**Work required:**
For each line that holds "text", copy the line out.

Part of a data file
(begin)
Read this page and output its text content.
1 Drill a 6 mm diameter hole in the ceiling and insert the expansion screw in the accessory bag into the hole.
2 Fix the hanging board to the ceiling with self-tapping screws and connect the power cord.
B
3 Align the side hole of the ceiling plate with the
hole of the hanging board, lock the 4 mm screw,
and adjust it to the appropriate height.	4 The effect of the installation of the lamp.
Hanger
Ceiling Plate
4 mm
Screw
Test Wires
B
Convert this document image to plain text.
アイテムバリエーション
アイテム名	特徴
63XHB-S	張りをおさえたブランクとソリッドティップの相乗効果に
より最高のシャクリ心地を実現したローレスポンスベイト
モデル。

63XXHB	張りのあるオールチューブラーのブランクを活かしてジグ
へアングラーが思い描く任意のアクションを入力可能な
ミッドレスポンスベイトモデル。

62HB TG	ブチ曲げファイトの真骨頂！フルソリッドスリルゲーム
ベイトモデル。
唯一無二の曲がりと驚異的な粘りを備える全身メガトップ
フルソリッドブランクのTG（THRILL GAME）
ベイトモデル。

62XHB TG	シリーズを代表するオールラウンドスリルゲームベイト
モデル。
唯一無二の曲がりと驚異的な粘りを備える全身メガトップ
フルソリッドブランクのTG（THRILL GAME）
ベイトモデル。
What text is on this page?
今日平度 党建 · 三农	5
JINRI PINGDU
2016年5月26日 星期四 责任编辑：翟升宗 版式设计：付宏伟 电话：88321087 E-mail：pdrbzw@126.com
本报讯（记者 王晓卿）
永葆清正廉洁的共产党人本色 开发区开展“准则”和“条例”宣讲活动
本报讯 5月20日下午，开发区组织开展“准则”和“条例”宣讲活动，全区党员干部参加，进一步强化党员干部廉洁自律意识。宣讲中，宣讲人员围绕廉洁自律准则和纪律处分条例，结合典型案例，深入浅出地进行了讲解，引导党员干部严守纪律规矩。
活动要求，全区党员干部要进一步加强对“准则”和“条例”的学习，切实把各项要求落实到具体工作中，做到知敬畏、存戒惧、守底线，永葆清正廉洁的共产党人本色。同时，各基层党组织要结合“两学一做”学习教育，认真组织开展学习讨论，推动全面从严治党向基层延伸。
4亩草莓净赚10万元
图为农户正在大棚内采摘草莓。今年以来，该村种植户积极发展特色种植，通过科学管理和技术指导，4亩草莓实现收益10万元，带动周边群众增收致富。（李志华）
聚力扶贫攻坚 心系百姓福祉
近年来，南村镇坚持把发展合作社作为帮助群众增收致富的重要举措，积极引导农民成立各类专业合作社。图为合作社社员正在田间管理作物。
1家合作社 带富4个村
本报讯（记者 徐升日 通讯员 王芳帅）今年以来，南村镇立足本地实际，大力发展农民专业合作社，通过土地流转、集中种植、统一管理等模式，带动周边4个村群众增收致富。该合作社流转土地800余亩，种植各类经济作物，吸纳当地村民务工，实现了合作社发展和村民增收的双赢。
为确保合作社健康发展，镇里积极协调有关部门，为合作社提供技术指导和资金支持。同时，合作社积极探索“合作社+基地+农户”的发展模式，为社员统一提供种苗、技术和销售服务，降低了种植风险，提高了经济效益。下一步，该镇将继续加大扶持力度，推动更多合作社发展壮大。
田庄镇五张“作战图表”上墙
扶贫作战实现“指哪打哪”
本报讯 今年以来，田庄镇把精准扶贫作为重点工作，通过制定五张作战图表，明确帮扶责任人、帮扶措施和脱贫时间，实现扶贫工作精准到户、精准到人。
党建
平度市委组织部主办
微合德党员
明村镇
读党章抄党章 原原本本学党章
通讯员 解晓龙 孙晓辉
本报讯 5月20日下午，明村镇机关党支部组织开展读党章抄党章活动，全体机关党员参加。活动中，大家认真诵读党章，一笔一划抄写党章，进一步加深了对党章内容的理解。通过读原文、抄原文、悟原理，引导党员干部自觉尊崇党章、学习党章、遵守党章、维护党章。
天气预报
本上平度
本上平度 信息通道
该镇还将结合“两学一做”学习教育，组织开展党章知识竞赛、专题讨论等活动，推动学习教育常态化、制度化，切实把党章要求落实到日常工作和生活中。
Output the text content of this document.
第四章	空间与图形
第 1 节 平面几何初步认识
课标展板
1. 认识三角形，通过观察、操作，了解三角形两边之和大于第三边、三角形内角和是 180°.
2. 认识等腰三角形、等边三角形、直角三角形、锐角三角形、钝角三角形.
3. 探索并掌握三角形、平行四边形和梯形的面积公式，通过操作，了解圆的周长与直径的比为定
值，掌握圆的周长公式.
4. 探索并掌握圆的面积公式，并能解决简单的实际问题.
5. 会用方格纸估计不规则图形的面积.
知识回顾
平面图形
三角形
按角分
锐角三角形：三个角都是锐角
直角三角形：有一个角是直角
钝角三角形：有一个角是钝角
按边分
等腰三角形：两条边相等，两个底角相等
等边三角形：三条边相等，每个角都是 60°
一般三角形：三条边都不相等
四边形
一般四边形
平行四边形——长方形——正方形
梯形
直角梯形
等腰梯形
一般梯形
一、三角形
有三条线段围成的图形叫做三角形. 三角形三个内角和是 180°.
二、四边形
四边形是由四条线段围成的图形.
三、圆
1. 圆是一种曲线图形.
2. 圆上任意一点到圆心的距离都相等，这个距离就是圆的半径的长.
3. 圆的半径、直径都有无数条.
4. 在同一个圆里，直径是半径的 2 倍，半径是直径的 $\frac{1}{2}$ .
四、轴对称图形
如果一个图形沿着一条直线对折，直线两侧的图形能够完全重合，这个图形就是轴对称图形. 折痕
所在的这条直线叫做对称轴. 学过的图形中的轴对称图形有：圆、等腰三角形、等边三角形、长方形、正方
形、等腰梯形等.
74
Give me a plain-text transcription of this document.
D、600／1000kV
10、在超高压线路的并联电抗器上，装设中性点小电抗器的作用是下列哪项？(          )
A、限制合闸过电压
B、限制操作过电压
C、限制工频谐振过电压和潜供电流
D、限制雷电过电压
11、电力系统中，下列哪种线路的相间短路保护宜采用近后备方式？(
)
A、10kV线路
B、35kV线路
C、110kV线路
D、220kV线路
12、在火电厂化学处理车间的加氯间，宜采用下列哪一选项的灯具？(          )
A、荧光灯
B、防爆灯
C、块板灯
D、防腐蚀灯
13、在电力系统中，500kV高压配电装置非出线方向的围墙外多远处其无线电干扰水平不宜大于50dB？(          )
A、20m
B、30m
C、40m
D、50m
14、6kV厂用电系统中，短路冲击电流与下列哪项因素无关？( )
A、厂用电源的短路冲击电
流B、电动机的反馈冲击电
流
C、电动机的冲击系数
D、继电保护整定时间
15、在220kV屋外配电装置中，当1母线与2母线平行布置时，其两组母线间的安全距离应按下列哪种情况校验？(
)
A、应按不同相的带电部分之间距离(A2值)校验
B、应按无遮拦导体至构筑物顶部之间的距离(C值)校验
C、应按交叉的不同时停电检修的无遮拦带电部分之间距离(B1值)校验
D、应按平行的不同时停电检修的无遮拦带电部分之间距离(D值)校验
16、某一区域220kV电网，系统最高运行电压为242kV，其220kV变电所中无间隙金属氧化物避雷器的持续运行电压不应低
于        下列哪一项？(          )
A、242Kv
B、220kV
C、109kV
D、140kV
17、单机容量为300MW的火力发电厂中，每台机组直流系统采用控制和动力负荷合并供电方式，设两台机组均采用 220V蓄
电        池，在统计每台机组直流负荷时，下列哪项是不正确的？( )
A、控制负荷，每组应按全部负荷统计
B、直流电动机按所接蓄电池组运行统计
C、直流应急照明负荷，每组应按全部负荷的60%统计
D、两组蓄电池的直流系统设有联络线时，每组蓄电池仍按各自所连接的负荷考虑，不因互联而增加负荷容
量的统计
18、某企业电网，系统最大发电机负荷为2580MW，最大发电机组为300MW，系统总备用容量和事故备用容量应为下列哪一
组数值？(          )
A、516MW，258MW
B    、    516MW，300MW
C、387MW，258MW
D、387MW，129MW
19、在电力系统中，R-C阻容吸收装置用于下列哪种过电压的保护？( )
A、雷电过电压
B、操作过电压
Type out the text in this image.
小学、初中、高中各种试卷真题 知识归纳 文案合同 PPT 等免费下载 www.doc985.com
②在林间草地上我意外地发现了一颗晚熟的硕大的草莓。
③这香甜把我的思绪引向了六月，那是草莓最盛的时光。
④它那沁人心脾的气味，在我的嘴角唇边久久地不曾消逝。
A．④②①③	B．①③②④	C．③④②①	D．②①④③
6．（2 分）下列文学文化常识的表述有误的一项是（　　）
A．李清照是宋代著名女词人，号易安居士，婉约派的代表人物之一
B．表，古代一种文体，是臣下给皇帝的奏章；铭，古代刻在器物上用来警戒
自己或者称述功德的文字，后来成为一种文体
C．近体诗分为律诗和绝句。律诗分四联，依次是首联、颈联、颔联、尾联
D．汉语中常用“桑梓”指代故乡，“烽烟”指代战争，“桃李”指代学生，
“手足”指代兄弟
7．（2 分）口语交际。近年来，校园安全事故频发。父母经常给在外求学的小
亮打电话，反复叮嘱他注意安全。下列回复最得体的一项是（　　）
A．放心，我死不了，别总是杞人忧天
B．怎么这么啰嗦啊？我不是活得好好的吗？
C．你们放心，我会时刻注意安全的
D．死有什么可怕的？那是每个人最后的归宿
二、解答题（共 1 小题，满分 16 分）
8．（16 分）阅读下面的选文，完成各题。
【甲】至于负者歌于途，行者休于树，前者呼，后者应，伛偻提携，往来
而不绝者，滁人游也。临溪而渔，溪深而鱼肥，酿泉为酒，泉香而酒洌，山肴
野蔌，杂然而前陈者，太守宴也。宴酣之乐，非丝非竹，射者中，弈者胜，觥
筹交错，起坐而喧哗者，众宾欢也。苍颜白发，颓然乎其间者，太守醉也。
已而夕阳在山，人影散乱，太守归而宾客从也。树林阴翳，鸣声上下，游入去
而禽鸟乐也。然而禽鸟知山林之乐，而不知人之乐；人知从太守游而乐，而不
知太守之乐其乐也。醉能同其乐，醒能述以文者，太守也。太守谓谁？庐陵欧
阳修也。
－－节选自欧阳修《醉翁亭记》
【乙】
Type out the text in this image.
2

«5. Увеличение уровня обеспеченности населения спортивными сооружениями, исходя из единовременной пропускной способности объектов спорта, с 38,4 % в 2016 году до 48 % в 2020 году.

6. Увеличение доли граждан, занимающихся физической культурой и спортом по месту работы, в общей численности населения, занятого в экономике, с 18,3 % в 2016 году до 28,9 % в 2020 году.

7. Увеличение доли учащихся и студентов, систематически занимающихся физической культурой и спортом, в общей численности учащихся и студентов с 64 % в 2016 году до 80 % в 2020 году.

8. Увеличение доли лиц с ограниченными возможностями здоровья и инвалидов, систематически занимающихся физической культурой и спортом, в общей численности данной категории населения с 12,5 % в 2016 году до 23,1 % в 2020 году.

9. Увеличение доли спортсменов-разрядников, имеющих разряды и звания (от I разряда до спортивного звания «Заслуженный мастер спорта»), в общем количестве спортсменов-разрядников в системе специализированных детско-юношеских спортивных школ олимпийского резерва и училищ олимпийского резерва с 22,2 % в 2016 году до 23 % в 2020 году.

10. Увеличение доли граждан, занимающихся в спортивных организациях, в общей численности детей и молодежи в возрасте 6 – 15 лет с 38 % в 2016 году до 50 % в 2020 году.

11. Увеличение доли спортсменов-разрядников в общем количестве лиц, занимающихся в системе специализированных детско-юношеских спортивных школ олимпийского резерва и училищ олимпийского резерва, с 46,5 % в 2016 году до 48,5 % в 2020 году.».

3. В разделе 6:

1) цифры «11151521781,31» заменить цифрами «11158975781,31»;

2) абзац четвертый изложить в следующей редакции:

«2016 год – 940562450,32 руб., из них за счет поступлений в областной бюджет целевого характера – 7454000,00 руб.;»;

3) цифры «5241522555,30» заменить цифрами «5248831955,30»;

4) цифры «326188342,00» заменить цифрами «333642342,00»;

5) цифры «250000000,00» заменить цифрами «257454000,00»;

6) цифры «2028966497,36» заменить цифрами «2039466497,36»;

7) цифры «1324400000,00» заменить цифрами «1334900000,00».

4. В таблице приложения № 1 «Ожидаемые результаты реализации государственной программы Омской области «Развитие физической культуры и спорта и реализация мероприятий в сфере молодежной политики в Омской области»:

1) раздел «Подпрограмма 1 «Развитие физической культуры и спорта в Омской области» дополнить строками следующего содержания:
(end)
**Answer to this task:**
Read this page and output its text content.
Convert this document image to plain text.
What text is on this page?
Output the text content of this document.
Give me a plain-text transcription of this document.
Type out the text in this image.
Type out the text in this image.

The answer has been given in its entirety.